> **The request**:
Quote the entries in full, character for character, without their images.

> **Stored dataset items**:

____________________

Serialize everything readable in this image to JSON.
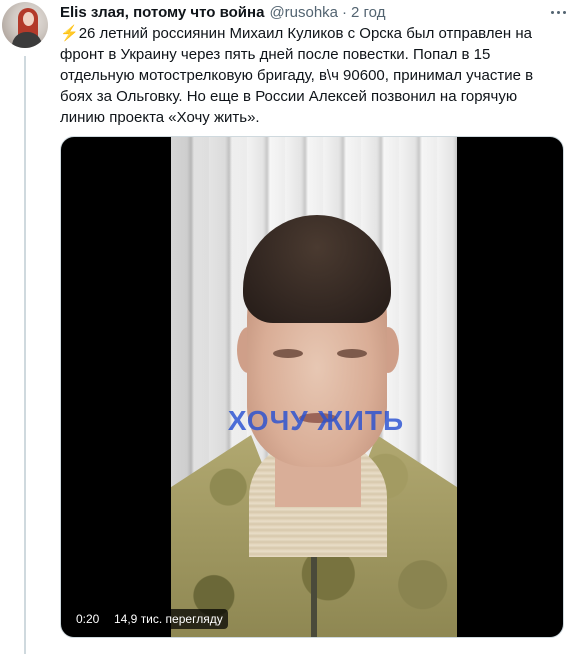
{
  "tweet": {
    "author_name": "Elis злая, потому что война",
    "handle": "@rusohka",
    "separator": "·",
    "time": "2 год",
    "text": "26 летний россиянин Михаил Куликов с Орска был отправлен на фронт в Украину через пять дней после повестки. Попал в 15 отдельную мотострелковую бригаду, в\\ч 90600, принимал участие в боях за Ольговку. Но еще в России Алексей позвонил на горячую линию проекта «Хочу жить».",
    "emoji_icon": "high-voltage-icon",
    "emoji_char": "⚡",
    "more_icon": "more-options-icon"
  },
  "video": {
    "watermark": "ХОЧУ ЖИТЬ",
    "duration": "0:20",
    "views": "14,9 тис. перегляду"
  },
  "colors": {
    "text": "#0f1419",
    "secondary": "#536471",
    "watermark": "#2850d2",
    "bolt": "#ffac33"
  }
}
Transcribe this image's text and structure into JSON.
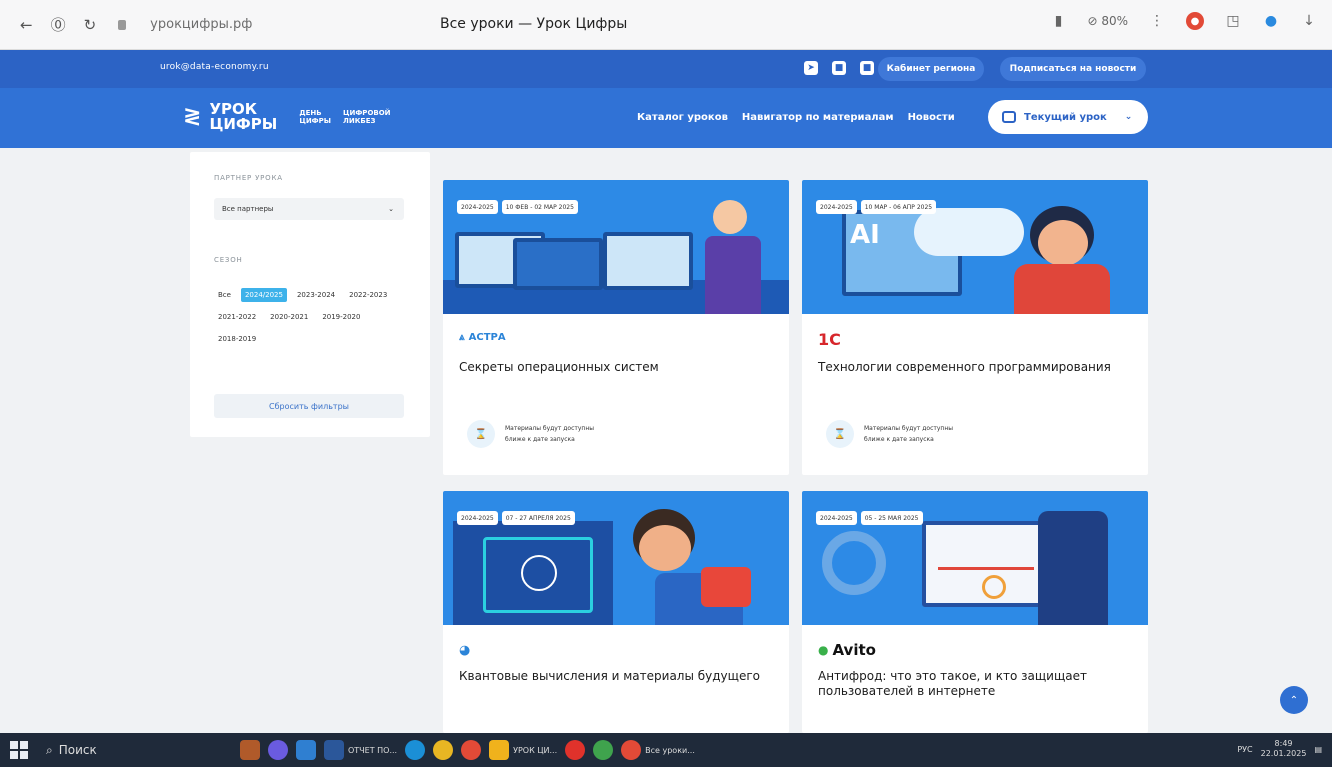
{
  "browser": {
    "url": "урокцифры.рф",
    "tab_title": "Все уроки — Урок Цифры",
    "zoom": "80%"
  },
  "topbar": {
    "email": "urok@data-economy.ru",
    "region_button": "Кабинет региона",
    "subscribe_button": "Подписаться на новости"
  },
  "header": {
    "logo_line1": "УРОК",
    "logo_line2": "ЦИФРЫ",
    "sub1_line1": "ДЕНЬ",
    "sub1_line2": "ЦИФРЫ",
    "sub2_line1": "ЦИФРОВОЙ",
    "sub2_line2": "ЛИКБЕЗ",
    "menu": [
      "Каталог уроков",
      "Навигатор по материалам",
      "Новости"
    ],
    "current_lesson": "Текущий урок"
  },
  "sidebar": {
    "partner_label": "ПАРТНЕР УРОКА",
    "partner_value": "Все партнеры",
    "season_label": "СЕЗОН",
    "seasons": [
      "Все",
      "2024/2025",
      "2023-2024",
      "2022-2023",
      "2021-2022",
      "2020-2021",
      "2019-2020",
      "2018-2019"
    ],
    "reset": "Сбросить фильтры"
  },
  "cards": [
    {
      "season": "2024-2025",
      "dates": "10 ФЕВ - 02 МАР 2025",
      "partner": "АСТРА",
      "title": "Секреты операционных систем",
      "avail_line1": "Материалы будут доступны",
      "avail_line2": "ближе к дате запуска"
    },
    {
      "season": "2024-2025",
      "dates": "10 МАР - 06 АПР 2025",
      "partner": "1С",
      "title": "Технологии современного программирования",
      "avail_line1": "Материалы будут доступны",
      "avail_line2": "ближе к дате запуска"
    },
    {
      "season": "2024-2025",
      "dates": "07 - 27 АПРЕЛЯ 2025",
      "partner": "",
      "title": "Квантовые вычисления и материалы будущего"
    },
    {
      "season": "2024-2025",
      "dates": "05 - 25 МАЯ 2025",
      "partner": "Avito",
      "title": "Антифрод: что это такое, и кто защищает пользователей в интернете"
    }
  ],
  "taskbar": {
    "search": "Поиск",
    "app1": "ОТЧЕТ ПО...",
    "app2": "УРОК ЦИ...",
    "app3": "Все уроки...",
    "lang": "РУС",
    "time": "8:49",
    "date": "22.01.2025"
  },
  "colors": {
    "brand": "#3072d6",
    "topbar": "#2c63c5",
    "accent": "#3db2ea"
  }
}
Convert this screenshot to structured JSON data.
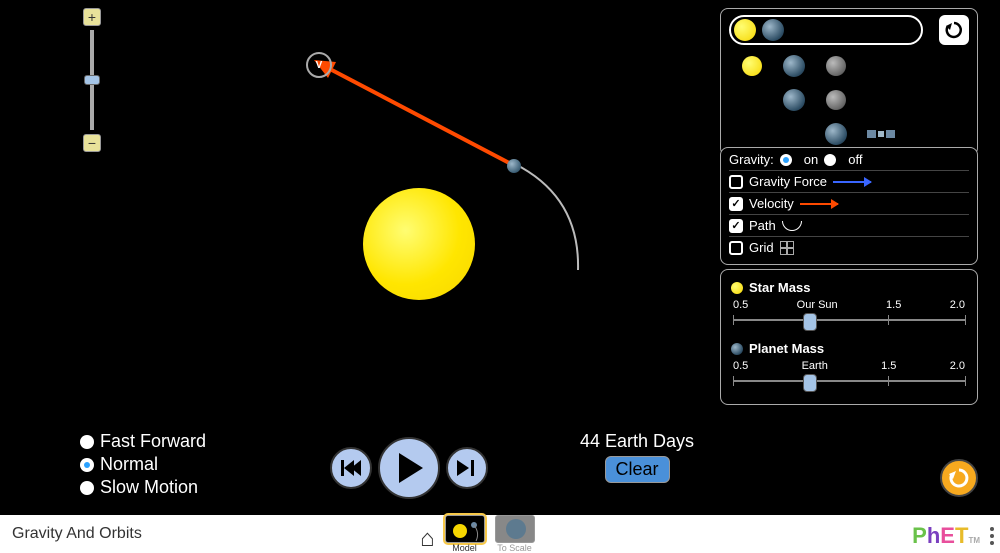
{
  "title": "Gravity And Orbits",
  "nav": {
    "home": "home",
    "model": "Model",
    "toscale": "To Scale"
  },
  "zoom": {
    "plus": "+",
    "minus": "−"
  },
  "velocity_label": "V",
  "speed": {
    "fast": "Fast Forward",
    "normal": "Normal",
    "slow": "Slow Motion",
    "selected": "normal"
  },
  "time": {
    "value": "44 Earth Days",
    "clear": "Clear"
  },
  "gravity": {
    "label": "Gravity:",
    "on": "on",
    "off": "off",
    "selected": "on"
  },
  "checks": {
    "gforce": "Gravity Force",
    "velocity": "Velocity",
    "path": "Path",
    "grid": "Grid"
  },
  "mass": {
    "star": {
      "label": "Star Mass",
      "ticks": [
        "0.5",
        "Our Sun",
        "1.5",
        "2.0"
      ],
      "value": 1.0,
      "range": [
        0.5,
        2.0
      ]
    },
    "planet": {
      "label": "Planet Mass",
      "ticks": [
        "0.5",
        "Earth",
        "1.5",
        "2.0"
      ],
      "value": 1.0,
      "range": [
        0.5,
        2.0
      ]
    }
  },
  "phet": {
    "p": "P",
    "h": "h",
    "e": "E",
    "t": "T",
    "tm": "TM"
  }
}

____________________

> **Result**:
Serialize everything readable in this image to JSON.
{
  "tweet": {
    "author_name": "Elis злая, потому что война",
    "handle": "@rusohka",
    "separator": "·",
    "time": "2 год",
    "text": "26 летний россиянин Михаил Куликов с Орска был отправлен на фронт в Украину через пять дней после повестки. Попал в 15 отдельную мотострелковую бригаду, в\\ч 90600, принимал участие в боях за Ольговку. Но еще в России Алексей позвонил на горячую линию проекта «Хочу жить».",
    "emoji_icon": "high-voltage-icon",
    "emoji_char": "⚡",
    "more_icon": "more-options-icon"
  },
  "video": {
    "watermark": "ХОЧУ ЖИТЬ",
    "duration": "0:20",
    "views": "14,9 тис. перегляду"
  },
  "colors": {
    "text": "#0f1419",
    "secondary": "#536471",
    "watermark": "#2850d2",
    "bolt": "#ffac33"
  }
}
Transcribe this image's text and structure into JSON.
{
  "browser": {
    "url": "урокцифры.рф",
    "tab_title": "Все уроки — Урок Цифры",
    "zoom": "80%"
  },
  "topbar": {
    "email": "urok@data-economy.ru",
    "region_button": "Кабинет региона",
    "subscribe_button": "Подписаться на новости"
  },
  "header": {
    "logo_line1": "УРОК",
    "logo_line2": "ЦИФРЫ",
    "sub1_line1": "ДЕНЬ",
    "sub1_line2": "ЦИФРЫ",
    "sub2_line1": "ЦИФРОВОЙ",
    "sub2_line2": "ЛИКБЕЗ",
    "menu": [
      "Каталог уроков",
      "Навигатор по материалам",
      "Новости"
    ],
    "current_lesson": "Текущий урок"
  },
  "sidebar": {
    "partner_label": "ПАРТНЕР УРОКА",
    "partner_value": "Все партнеры",
    "season_label": "СЕЗОН",
    "seasons": [
      "Все",
      "2024/2025",
      "2023-2024",
      "2022-2023",
      "2021-2022",
      "2020-2021",
      "2019-2020",
      "2018-2019"
    ],
    "reset": "Сбросить фильтры"
  },
  "cards": [
    {
      "season": "2024-2025",
      "dates": "10 ФЕВ - 02 МАР 2025",
      "partner": "АСТРА",
      "title": "Секреты операционных систем",
      "avail_line1": "Материалы будут доступны",
      "avail_line2": "ближе к дате запуска"
    },
    {
      "season": "2024-2025",
      "dates": "10 МАР - 06 АПР 2025",
      "partner": "1С",
      "title": "Технологии современного программирования",
      "avail_line1": "Материалы будут доступны",
      "avail_line2": "ближе к дате запуска"
    },
    {
      "season": "2024-2025",
      "dates": "07 - 27 АПРЕЛЯ 2025",
      "partner": "",
      "title": "Квантовые вычисления и материалы будущего"
    },
    {
      "season": "2024-2025",
      "dates": "05 - 25 МАЯ 2025",
      "partner": "Avito",
      "title": "Антифрод: что это такое, и кто защищает пользователей в интернете"
    }
  ],
  "taskbar": {
    "search": "Поиск",
    "app1": "ОТЧЕТ ПО...",
    "app2": "УРОК ЦИ...",
    "app3": "Все уроки...",
    "lang": "РУС",
    "time": "8:49",
    "date": "22.01.2025"
  },
  "colors": {
    "brand": "#3072d6",
    "topbar": "#2c63c5",
    "accent": "#3db2ea"
  }
}
Convert this screenshot to structured JSON data.
{
  "title": "Gravity And Orbits",
  "nav": {
    "home": "home",
    "model": "Model",
    "toscale": "To Scale"
  },
  "zoom": {
    "plus": "+",
    "minus": "−"
  },
  "velocity_label": "V",
  "speed": {
    "fast": "Fast Forward",
    "normal": "Normal",
    "slow": "Slow Motion",
    "selected": "normal"
  },
  "time": {
    "value": "44 Earth Days",
    "clear": "Clear"
  },
  "gravity": {
    "label": "Gravity:",
    "on": "on",
    "off": "off",
    "selected": "on"
  },
  "checks": {
    "gforce": "Gravity Force",
    "velocity": "Velocity",
    "path": "Path",
    "grid": "Grid"
  },
  "mass": {
    "star": {
      "label": "Star Mass",
      "ticks": [
        "0.5",
        "Our Sun",
        "1.5",
        "2.0"
      ],
      "value": 1.0,
      "range": [
        0.5,
        2.0
      ]
    },
    "planet": {
      "label": "Planet Mass",
      "ticks": [
        "0.5",
        "Earth",
        "1.5",
        "2.0"
      ],
      "value": 1.0,
      "range": [
        0.5,
        2.0
      ]
    }
  },
  "phet": {
    "p": "P",
    "h": "h",
    "e": "E",
    "t": "T",
    "tm": "TM"
  }
}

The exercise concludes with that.